* **GIVEN DATA**
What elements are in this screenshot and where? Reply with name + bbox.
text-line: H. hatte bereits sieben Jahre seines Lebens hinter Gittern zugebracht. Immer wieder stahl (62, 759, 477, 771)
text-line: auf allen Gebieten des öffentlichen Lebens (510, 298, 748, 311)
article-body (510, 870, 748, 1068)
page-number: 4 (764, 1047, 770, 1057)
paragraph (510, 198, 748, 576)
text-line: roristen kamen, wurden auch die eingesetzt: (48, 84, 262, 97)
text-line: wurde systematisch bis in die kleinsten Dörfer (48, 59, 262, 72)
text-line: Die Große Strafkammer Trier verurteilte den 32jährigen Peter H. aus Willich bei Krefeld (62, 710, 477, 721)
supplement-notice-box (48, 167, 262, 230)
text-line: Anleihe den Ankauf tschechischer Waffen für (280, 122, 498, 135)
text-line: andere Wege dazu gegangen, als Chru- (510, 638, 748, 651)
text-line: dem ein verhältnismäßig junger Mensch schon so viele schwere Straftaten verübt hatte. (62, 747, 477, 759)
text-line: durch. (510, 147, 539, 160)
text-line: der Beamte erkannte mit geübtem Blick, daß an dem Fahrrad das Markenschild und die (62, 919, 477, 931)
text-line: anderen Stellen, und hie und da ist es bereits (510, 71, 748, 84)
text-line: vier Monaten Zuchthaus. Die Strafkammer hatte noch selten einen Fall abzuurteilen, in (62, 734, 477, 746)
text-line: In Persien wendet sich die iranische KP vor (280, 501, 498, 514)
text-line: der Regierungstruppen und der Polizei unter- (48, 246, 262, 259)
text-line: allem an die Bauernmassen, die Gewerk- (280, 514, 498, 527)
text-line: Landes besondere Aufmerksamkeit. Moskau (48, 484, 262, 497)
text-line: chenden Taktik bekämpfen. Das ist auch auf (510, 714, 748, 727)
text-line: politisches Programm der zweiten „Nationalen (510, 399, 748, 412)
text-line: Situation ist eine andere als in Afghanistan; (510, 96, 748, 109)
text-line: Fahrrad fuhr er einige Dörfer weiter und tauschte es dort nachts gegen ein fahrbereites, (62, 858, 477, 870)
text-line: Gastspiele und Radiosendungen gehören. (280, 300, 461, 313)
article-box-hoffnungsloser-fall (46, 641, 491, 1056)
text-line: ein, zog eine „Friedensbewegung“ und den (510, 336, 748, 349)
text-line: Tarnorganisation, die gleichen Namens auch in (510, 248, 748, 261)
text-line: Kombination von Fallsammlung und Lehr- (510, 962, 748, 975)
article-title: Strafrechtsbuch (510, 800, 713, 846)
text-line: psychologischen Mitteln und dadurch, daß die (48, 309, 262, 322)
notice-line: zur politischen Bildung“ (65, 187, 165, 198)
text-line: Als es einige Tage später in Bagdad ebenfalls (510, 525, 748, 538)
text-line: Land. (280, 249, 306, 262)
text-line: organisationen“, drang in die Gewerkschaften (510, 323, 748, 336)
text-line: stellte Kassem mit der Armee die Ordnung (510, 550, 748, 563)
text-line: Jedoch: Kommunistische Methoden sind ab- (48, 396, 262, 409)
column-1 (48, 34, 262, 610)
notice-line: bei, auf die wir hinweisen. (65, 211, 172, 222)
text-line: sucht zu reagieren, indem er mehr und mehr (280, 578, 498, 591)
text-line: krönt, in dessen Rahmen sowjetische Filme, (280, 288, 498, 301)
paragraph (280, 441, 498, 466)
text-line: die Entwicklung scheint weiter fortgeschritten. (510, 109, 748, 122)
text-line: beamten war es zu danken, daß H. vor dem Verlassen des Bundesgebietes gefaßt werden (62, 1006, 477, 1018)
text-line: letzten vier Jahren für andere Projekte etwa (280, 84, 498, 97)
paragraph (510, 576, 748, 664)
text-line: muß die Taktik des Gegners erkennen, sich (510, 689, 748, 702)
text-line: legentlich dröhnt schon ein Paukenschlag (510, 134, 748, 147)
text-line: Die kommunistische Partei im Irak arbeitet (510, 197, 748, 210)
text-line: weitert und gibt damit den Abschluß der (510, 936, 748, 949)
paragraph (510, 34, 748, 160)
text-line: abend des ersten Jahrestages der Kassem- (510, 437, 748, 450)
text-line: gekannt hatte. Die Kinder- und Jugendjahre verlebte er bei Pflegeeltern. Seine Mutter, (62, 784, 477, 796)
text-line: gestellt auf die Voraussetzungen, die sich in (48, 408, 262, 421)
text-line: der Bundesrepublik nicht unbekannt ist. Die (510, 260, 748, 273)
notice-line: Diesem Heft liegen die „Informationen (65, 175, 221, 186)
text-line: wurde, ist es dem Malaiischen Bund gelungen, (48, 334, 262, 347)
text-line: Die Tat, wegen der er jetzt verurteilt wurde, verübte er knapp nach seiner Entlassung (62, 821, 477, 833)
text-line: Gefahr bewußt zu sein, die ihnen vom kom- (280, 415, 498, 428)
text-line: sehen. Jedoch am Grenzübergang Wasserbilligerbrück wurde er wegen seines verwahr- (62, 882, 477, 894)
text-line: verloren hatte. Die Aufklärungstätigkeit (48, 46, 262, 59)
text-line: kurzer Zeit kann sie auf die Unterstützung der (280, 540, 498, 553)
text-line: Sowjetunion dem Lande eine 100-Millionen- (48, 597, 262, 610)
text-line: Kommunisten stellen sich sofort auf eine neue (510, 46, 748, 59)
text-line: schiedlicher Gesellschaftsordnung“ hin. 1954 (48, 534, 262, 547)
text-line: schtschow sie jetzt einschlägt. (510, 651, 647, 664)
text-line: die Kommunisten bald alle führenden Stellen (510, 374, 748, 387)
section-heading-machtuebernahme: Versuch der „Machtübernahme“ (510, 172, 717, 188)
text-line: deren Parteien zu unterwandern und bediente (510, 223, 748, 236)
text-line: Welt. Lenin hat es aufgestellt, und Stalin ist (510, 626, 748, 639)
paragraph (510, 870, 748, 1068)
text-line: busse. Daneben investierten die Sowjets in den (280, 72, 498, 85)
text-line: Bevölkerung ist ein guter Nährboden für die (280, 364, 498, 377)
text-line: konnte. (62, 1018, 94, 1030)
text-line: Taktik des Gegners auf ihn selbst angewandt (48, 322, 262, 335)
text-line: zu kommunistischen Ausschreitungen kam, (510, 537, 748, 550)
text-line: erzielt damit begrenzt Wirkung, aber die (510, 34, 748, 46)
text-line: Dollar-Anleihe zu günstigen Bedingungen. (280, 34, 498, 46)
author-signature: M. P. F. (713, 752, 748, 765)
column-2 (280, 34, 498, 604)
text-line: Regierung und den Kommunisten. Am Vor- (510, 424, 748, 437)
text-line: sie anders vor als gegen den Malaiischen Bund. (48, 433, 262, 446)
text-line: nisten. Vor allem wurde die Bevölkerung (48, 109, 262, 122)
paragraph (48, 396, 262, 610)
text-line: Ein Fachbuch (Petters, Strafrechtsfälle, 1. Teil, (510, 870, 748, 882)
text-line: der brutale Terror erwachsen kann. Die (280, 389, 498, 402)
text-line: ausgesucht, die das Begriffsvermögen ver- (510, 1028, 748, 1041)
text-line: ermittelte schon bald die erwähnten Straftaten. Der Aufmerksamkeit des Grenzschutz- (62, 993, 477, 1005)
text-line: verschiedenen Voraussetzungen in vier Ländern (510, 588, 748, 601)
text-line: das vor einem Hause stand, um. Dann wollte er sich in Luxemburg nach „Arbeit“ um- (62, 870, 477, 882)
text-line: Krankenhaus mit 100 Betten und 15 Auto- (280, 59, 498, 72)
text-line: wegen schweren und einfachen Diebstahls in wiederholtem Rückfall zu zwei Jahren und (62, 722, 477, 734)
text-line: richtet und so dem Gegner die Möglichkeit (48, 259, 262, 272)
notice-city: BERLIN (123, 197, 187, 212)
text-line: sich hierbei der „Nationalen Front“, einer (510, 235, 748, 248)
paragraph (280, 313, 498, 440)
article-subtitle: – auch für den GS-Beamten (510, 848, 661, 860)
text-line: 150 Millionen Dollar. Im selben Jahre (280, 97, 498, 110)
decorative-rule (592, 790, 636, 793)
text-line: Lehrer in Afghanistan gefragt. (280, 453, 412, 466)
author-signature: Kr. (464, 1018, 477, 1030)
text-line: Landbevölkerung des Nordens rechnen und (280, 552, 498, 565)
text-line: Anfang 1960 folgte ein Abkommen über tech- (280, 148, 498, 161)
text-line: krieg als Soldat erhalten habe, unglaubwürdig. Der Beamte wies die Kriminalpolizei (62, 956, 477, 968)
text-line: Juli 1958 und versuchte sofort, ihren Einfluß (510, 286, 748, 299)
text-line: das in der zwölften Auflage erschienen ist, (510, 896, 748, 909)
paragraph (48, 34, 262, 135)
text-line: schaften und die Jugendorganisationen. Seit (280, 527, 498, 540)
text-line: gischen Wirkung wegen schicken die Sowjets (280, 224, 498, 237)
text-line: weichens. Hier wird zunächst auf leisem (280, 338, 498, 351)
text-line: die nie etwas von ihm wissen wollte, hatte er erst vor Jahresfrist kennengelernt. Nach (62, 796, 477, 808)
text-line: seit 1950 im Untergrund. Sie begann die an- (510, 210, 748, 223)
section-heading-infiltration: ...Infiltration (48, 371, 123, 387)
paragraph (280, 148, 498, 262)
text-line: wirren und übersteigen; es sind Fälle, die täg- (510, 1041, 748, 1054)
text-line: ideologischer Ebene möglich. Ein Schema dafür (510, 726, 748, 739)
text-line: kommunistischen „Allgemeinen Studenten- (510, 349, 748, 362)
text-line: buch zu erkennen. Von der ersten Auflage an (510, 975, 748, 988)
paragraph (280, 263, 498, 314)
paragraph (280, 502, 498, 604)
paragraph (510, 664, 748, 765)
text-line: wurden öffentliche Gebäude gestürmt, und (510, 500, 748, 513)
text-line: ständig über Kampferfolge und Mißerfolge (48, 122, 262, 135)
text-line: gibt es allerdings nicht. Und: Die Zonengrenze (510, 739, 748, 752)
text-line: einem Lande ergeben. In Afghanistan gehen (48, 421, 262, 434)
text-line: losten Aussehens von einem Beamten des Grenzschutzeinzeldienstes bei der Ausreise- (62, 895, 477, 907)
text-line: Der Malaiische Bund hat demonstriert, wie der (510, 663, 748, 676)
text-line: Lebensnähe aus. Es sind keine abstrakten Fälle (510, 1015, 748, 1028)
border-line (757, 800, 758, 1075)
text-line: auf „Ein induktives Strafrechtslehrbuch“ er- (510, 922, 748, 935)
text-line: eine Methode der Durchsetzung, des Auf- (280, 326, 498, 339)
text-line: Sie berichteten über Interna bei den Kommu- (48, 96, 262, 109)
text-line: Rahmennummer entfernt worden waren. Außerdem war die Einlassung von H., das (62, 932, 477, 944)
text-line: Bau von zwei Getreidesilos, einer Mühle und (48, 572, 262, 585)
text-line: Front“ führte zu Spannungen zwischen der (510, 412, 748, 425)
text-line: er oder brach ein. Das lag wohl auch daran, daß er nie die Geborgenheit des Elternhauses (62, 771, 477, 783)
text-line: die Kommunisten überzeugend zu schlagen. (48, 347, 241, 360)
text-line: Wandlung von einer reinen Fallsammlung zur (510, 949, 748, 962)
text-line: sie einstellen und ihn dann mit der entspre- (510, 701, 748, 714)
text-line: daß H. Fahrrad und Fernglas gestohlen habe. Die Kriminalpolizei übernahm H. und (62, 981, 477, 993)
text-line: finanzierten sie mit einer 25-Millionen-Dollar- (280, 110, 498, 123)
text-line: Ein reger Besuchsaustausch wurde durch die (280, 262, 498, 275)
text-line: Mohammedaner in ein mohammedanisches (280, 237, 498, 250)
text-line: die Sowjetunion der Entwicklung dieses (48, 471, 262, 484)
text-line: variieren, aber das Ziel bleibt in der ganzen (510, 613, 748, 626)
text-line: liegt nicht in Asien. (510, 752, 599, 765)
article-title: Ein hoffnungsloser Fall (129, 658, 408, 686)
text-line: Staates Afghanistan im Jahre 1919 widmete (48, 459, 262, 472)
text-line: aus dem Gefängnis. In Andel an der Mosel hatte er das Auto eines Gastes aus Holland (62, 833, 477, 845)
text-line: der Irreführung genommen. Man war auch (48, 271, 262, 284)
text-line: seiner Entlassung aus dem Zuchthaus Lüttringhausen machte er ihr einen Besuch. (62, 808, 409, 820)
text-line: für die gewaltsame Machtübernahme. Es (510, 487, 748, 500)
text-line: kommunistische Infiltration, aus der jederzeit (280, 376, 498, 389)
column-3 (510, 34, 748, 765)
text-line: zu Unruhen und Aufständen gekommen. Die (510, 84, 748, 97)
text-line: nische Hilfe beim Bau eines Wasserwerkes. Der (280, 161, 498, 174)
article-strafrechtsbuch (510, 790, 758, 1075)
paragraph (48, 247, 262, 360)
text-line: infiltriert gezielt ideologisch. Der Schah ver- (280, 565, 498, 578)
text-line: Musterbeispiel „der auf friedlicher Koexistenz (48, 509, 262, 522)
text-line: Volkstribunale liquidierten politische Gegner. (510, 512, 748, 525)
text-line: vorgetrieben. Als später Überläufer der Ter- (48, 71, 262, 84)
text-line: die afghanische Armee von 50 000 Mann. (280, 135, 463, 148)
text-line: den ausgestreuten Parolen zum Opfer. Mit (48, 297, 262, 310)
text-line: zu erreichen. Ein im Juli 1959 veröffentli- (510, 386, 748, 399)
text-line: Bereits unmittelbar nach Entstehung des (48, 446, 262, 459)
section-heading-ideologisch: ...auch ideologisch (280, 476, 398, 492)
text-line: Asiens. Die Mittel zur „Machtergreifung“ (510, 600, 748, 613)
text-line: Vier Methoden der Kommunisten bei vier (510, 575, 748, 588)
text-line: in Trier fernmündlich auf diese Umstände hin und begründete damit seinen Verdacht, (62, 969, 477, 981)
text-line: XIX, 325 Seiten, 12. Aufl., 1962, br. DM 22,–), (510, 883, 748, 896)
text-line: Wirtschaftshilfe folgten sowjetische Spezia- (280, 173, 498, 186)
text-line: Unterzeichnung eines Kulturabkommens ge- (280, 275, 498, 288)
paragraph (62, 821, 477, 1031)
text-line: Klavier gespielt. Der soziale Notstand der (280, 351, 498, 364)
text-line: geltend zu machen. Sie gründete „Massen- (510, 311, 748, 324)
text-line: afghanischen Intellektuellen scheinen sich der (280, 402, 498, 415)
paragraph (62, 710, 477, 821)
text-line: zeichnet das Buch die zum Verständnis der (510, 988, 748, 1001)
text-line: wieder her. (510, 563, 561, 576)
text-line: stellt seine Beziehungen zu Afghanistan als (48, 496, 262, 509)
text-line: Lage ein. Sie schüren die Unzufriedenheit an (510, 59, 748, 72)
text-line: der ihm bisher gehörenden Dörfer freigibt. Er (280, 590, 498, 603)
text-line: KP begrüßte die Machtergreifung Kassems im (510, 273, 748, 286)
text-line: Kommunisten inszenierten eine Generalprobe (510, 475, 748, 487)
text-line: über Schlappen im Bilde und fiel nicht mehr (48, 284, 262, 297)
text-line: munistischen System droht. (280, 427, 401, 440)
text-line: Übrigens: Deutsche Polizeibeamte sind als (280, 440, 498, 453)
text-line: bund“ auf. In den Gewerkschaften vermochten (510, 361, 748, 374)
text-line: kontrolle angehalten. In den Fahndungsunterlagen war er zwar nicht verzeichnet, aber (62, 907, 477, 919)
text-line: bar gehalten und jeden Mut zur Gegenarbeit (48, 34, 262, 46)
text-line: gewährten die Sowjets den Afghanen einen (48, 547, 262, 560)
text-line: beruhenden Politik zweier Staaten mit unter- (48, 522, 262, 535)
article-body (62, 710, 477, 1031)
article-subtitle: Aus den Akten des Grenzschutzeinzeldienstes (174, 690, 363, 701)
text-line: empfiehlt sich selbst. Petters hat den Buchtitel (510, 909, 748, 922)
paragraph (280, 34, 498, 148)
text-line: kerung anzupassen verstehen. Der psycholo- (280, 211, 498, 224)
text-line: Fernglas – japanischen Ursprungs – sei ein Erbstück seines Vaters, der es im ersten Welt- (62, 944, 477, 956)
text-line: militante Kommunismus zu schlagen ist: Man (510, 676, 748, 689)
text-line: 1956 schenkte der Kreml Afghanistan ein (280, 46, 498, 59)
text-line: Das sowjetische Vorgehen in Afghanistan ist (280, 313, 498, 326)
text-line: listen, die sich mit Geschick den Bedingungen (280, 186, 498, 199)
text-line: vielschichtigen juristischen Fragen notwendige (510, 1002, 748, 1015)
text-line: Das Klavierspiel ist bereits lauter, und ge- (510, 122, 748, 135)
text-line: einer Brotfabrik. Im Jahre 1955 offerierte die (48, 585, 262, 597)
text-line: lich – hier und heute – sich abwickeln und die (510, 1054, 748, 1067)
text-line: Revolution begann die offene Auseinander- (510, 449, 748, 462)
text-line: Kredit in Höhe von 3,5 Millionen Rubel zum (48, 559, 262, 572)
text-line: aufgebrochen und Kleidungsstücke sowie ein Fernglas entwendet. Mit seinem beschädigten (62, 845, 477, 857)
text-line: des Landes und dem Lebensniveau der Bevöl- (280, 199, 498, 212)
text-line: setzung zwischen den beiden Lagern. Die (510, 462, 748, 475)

* **WHAT IS BEING ASKED**
Work out how many lines in the material above hold the string "sind", and reply with the number only.

* **WRITTEN SOLUTION**
4